Written exercise: Reproduce all of the data exactly.

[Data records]
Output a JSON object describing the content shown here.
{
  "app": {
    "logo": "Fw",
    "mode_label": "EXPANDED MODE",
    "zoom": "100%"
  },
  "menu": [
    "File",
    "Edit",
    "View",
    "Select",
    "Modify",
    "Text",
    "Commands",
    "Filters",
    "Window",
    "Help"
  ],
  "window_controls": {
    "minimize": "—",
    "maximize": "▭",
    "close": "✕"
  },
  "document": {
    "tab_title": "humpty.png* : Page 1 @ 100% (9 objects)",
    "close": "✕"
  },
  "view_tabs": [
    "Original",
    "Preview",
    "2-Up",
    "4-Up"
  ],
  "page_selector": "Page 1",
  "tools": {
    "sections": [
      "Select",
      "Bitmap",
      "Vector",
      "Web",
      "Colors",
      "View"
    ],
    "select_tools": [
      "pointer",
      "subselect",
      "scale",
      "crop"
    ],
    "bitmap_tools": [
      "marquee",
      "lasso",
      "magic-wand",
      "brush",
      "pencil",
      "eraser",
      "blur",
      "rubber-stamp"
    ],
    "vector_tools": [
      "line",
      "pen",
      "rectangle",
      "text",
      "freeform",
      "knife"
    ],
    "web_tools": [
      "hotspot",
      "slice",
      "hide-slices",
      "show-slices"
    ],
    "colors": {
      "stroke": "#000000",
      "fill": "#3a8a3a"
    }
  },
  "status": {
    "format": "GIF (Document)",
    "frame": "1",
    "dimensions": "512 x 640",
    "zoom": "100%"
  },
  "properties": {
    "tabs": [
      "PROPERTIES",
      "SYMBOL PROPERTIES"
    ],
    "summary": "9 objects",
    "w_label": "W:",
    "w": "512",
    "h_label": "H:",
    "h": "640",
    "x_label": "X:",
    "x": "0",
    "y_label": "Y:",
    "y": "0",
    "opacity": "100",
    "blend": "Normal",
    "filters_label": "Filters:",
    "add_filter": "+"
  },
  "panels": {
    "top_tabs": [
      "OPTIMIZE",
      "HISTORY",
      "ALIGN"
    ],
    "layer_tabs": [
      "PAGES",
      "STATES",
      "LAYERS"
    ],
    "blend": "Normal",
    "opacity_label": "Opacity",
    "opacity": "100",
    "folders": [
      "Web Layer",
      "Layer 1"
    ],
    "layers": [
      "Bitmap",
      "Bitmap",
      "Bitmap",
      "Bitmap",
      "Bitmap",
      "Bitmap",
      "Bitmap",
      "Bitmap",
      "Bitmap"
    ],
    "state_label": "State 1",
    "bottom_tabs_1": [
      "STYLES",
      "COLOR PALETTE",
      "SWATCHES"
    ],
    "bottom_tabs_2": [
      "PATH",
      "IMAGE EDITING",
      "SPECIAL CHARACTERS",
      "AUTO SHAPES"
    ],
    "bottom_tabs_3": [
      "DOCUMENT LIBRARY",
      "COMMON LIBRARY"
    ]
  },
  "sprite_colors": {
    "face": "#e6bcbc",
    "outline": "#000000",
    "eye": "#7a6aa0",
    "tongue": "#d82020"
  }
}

The solution:
Output a JSON object describing the content shown here.
{
  "app": {
    "logo": "Fw",
    "mode_label": "EXPANDED MODE",
    "zoom": "100%"
  },
  "menu": [
    "File",
    "Edit",
    "View",
    "Select",
    "Modify",
    "Text",
    "Commands",
    "Filters",
    "Window",
    "Help"
  ],
  "window_controls": {
    "minimize": "—",
    "maximize": "▭",
    "close": "✕"
  },
  "document": {
    "tab_title": "humpty.png* : Page 1 @ 100% (9 objects)",
    "close": "✕"
  },
  "view_tabs": [
    "Original",
    "Preview",
    "2-Up",
    "4-Up"
  ],
  "page_selector": "Page 1",
  "tools": {
    "sections": [
      "Select",
      "Bitmap",
      "Vector",
      "Web",
      "Colors",
      "View"
    ],
    "select_tools": [
      "pointer",
      "subselect",
      "scale",
      "crop"
    ],
    "bitmap_tools": [
      "marquee",
      "lasso",
      "magic-wand",
      "brush",
      "pencil",
      "eraser",
      "blur",
      "rubber-stamp"
    ],
    "vector_tools": [
      "line",
      "pen",
      "rectangle",
      "text",
      "freeform",
      "knife"
    ],
    "web_tools": [
      "hotspot",
      "slice",
      "hide-slices",
      "show-slices"
    ],
    "colors": {
      "stroke": "#000000",
      "fill": "#3a8a3a"
    }
  },
  "status": {
    "format": "GIF (Document)",
    "frame": "1",
    "dimensions": "512 x 640",
    "zoom": "100%"
  },
  "properties": {
    "tabs": [
      "PROPERTIES",
      "SYMBOL PROPERTIES"
    ],
    "summary": "9 objects",
    "w_label": "W:",
    "w": "512",
    "h_label": "H:",
    "h": "640",
    "x_label": "X:",
    "x": "0",
    "y_label": "Y:",
    "y": "0",
    "opacity": "100",
    "blend": "Normal",
    "filters_label": "Filters:",
    "add_filter": "+"
  },
  "panels": {
    "top_tabs": [
      "OPTIMIZE",
      "HISTORY",
      "ALIGN"
    ],
    "layer_tabs": [
      "PAGES",
      "STATES",
      "LAYERS"
    ],
    "blend": "Normal",
    "opacity_label": "Opacity",
    "opacity": "100",
    "folders": [
      "Web Layer",
      "Layer 1"
    ],
    "layers": [
      "Bitmap",
      "Bitmap",
      "Bitmap",
      "Bitmap",
      "Bitmap",
      "Bitmap",
      "Bitmap",
      "Bitmap",
      "Bitmap"
    ],
    "state_label": "State 1",
    "bottom_tabs_1": [
      "STYLES",
      "COLOR PALETTE",
      "SWATCHES"
    ],
    "bottom_tabs_2": [
      "PATH",
      "IMAGE EDITING",
      "SPECIAL CHARACTERS",
      "AUTO SHAPES"
    ],
    "bottom_tabs_3": [
      "DOCUMENT LIBRARY",
      "COMMON LIBRARY"
    ]
  },
  "sprite_colors": {
    "face": "#e6bcbc",
    "outline": "#000000",
    "eye": "#7a6aa0",
    "tongue": "#d82020"
  }
}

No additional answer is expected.